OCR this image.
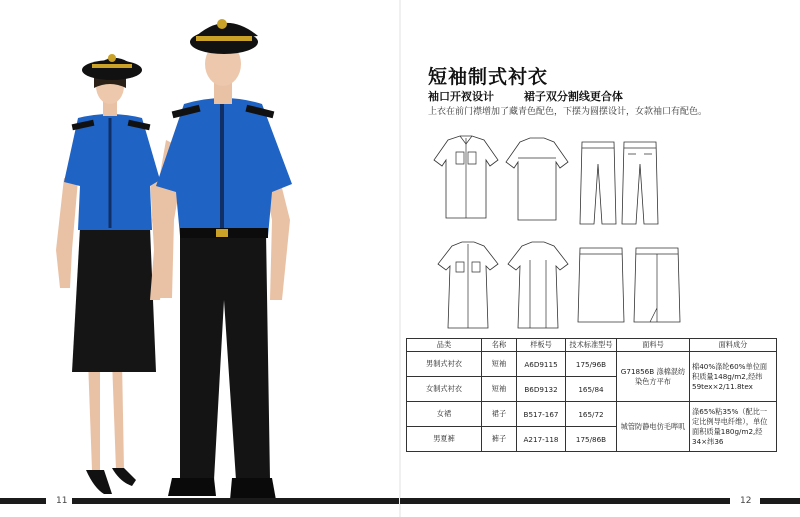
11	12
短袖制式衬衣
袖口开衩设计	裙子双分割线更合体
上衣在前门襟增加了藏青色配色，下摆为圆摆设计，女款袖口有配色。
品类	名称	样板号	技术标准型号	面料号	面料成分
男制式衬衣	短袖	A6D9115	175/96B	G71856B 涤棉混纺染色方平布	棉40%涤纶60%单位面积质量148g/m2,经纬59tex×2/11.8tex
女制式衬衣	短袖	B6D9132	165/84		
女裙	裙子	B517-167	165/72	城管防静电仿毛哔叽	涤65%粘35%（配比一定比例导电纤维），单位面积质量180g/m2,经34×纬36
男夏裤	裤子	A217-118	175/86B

→ **PROBLEM STATEMENT**
Omit all pictures while transcribing the entries verbatim.

→ **SOLUTION FOR THIS TASK**
OCR this image.
11	12
短袖制式衬衣
袖口开衩设计	裙子双分割线更合体
上衣在前门襟增加了藏青色配色，下摆为圆摆设计，女款袖口有配色。
品类	名称	样板号	技术标准型号	面料号	面料成分
男制式衬衣	短袖	A6D9115	175/96B	G71856B 涤棉混纺染色方平布	棉40%涤纶60%单位面积质量148g/m2,经纬59tex×2/11.8tex
女制式衬衣	短袖	B6D9132	165/84		
女裙	裙子	B517-167	165/72	城管防静电仿毛哔叽	涤65%粘35%（配比一定比例导电纤维），单位面积质量180g/m2,经34×纬36
男夏裤	裤子	A217-118	175/86B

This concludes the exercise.